§ GIVEN PROBLEM:
Search the data below for "ECONOMICS"; list each line that holds it.

§ Records contained in a dataset:
+++

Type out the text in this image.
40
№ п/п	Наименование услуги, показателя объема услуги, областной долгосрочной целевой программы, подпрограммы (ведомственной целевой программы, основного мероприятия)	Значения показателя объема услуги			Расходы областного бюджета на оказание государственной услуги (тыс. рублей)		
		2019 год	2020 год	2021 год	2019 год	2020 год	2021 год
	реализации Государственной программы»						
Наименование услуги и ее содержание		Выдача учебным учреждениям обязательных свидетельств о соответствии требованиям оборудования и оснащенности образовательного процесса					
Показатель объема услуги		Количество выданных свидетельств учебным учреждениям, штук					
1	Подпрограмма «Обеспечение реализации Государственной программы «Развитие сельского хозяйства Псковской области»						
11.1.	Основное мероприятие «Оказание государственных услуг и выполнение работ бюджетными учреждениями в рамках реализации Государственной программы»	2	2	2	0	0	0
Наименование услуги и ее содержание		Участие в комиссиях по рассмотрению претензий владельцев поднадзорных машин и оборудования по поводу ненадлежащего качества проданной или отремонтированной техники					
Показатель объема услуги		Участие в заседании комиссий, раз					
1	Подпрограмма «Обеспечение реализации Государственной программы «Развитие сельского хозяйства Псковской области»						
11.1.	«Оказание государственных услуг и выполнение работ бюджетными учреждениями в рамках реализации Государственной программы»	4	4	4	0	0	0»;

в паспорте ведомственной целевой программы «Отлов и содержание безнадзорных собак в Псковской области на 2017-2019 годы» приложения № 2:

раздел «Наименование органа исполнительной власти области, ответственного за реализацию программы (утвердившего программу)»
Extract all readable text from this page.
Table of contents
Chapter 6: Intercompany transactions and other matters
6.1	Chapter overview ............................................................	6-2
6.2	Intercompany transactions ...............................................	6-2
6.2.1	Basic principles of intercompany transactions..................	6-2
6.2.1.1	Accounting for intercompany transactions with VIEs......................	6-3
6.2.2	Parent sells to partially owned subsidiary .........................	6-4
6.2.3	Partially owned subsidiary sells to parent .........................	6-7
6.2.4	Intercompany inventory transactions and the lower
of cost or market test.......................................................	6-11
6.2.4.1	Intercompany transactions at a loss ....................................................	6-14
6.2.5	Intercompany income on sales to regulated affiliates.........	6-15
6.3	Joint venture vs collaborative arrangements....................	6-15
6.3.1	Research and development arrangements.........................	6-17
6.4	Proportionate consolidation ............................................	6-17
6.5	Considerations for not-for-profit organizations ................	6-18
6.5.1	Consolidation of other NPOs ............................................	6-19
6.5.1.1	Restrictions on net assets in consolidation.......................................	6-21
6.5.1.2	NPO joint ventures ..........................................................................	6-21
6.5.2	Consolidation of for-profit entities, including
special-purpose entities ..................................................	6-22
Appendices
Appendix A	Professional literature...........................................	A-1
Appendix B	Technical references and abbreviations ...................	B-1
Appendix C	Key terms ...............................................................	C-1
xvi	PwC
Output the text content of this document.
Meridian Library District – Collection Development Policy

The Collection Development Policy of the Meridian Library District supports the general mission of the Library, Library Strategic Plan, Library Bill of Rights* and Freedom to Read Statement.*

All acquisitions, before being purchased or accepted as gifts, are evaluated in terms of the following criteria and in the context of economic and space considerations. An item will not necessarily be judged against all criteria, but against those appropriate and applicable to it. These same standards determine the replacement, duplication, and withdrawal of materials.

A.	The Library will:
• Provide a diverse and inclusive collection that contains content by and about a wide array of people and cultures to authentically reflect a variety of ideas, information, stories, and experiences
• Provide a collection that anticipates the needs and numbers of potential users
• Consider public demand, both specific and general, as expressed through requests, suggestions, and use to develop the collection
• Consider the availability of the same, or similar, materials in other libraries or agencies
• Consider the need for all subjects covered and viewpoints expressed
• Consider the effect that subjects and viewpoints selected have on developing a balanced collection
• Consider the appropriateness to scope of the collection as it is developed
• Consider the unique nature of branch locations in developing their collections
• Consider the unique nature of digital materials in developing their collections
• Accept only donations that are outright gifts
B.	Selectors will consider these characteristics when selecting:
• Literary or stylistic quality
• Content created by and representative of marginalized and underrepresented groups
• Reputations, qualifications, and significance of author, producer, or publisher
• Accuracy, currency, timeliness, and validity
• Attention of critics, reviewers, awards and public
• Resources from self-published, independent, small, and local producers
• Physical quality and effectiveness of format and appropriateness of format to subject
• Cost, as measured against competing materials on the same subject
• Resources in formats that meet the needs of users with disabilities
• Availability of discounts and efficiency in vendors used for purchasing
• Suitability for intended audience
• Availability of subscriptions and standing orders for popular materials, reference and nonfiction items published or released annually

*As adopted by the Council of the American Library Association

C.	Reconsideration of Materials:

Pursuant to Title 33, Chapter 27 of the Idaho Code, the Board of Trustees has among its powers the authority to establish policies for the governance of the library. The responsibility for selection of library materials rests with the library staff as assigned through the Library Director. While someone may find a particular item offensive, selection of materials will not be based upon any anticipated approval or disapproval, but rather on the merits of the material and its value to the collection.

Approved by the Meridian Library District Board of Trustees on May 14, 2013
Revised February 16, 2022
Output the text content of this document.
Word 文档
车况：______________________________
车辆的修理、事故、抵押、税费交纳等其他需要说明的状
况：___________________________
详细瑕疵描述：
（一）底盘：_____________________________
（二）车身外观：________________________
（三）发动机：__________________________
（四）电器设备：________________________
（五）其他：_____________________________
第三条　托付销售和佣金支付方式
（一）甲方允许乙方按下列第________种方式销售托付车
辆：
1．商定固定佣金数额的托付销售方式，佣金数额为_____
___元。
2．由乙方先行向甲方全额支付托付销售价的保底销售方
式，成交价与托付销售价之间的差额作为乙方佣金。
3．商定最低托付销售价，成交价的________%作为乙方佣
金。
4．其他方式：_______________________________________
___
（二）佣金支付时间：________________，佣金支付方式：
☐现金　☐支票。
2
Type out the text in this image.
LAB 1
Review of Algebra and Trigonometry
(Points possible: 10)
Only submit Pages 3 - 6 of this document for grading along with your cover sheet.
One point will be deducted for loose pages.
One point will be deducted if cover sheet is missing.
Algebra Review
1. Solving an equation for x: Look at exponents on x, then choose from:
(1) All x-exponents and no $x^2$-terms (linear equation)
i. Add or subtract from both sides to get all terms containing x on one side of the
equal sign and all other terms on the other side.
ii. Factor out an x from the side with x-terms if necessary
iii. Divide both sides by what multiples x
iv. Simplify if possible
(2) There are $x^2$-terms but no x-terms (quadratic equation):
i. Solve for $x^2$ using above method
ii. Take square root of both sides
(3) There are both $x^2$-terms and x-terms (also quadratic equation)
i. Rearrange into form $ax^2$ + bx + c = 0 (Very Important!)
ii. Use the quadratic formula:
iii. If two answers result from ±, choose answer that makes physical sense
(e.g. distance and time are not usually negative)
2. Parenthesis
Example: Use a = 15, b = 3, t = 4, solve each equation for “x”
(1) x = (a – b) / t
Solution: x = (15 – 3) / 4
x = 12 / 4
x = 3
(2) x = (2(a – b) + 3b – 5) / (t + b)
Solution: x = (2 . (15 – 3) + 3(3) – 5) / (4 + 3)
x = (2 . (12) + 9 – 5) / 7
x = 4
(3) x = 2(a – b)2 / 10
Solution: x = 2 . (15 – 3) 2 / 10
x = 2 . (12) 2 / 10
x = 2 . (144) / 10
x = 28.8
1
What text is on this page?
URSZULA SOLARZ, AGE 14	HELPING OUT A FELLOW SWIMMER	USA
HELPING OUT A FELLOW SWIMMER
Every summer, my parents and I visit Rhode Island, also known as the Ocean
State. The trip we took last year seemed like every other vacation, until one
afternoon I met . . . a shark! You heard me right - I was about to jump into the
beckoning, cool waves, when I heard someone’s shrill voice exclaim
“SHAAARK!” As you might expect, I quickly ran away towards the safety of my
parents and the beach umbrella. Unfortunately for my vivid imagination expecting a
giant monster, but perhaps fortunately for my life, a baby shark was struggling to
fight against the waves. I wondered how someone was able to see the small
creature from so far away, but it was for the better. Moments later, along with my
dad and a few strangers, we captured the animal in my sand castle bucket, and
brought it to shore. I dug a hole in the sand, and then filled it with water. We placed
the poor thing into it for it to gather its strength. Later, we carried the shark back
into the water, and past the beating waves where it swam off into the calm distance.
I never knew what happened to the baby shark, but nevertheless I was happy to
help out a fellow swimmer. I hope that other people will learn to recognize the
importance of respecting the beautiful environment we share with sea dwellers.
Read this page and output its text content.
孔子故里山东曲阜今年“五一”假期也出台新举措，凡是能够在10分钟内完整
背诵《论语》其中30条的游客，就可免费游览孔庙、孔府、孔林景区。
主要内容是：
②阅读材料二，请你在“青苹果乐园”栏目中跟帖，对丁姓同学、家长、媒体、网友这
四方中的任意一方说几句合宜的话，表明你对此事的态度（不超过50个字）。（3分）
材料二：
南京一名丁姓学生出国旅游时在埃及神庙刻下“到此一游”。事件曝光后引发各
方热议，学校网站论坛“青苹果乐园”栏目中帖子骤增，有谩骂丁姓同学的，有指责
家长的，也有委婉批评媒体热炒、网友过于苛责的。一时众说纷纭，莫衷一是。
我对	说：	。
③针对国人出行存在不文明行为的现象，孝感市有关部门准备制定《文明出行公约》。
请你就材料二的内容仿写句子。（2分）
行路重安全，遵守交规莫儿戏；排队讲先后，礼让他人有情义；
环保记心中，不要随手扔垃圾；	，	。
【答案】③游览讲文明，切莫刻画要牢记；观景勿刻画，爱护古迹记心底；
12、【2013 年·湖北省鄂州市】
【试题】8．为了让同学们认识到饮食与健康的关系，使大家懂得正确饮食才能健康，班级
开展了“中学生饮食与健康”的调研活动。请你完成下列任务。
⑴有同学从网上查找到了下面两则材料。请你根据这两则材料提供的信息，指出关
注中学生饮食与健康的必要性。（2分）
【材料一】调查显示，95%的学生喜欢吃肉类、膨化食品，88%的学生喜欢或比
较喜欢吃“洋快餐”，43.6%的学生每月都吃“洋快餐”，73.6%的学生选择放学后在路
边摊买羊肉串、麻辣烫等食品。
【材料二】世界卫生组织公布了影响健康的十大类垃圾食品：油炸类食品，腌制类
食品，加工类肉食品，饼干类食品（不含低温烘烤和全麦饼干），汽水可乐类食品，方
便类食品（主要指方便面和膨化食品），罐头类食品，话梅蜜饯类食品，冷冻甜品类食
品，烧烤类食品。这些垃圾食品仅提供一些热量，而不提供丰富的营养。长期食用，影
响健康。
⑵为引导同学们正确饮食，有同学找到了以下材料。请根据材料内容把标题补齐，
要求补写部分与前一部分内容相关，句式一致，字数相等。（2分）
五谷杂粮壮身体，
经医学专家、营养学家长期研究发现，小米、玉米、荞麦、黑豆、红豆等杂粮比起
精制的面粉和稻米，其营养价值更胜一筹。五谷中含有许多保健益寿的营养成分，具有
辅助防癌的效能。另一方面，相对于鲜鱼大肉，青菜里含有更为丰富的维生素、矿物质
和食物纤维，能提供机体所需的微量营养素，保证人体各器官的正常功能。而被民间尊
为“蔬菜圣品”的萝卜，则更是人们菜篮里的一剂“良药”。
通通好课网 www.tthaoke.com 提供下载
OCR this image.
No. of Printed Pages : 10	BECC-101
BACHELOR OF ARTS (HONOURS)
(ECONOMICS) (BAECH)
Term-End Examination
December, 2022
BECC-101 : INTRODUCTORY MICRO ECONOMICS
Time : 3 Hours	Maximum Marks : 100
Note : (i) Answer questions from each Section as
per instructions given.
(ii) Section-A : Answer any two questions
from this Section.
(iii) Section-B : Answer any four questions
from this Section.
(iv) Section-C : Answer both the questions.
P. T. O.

+++

§ WORKED ANSWER:
(ECONOMICS) (BAECH)
BECC-101 : INTRODUCTORY MICRO ECONOMICS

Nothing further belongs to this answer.